In the listing below, identify each line with the word "Floyd" and return those lines.

-- BEGIN --

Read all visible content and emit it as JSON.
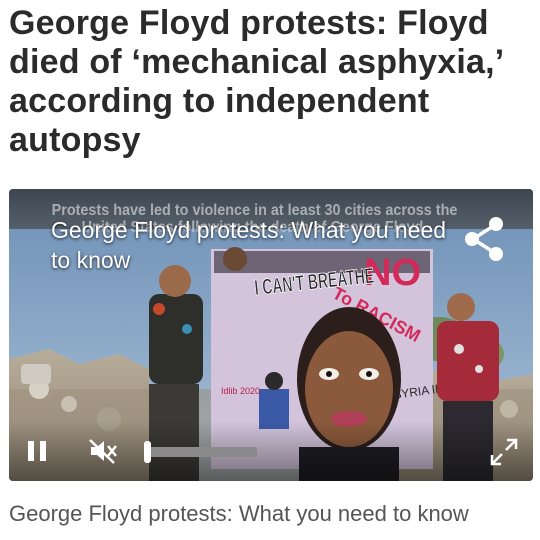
{
  "article": {
    "headline": "George Floyd protests: Floyd died of ‘mechanical asphyxia,’ according to independent autopsy"
  },
  "video": {
    "burned_in_text": "Protests have led to violence in at least 30 cities across the United States following the death of George Floyd.",
    "title": "George Floyd protests: What you need to know",
    "mural": {
      "text_main": "I CAN'T BREATHE",
      "text_no": "NO",
      "text_racism": "To RACISM",
      "text_signature": "SYRIA IDLIB",
      "text_small": "Idlib 2020"
    },
    "progress_fraction": 0.02,
    "colors": {
      "accent": "#ffffff",
      "track": "#8a8a8a"
    },
    "icons": {
      "share": "share-icon",
      "pause": "pause-icon",
      "mute": "volume-muted-icon",
      "expand": "expand-icon"
    }
  },
  "caption": {
    "text": "George Floyd protests: What you need to know"
  }
}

-- END --

# FINISHED ANSWER
    "headline": "George Floyd protests: Floyd died of ‘mechanical asphyxia,’ according to independent autopsy"
    "burned_in_text": "Protests have led to violence in at least 30 cities across the United States following the death of George Floyd.",
    "title": "George Floyd protests: What you need to know",
    "text": "George Floyd protests: What you need to know"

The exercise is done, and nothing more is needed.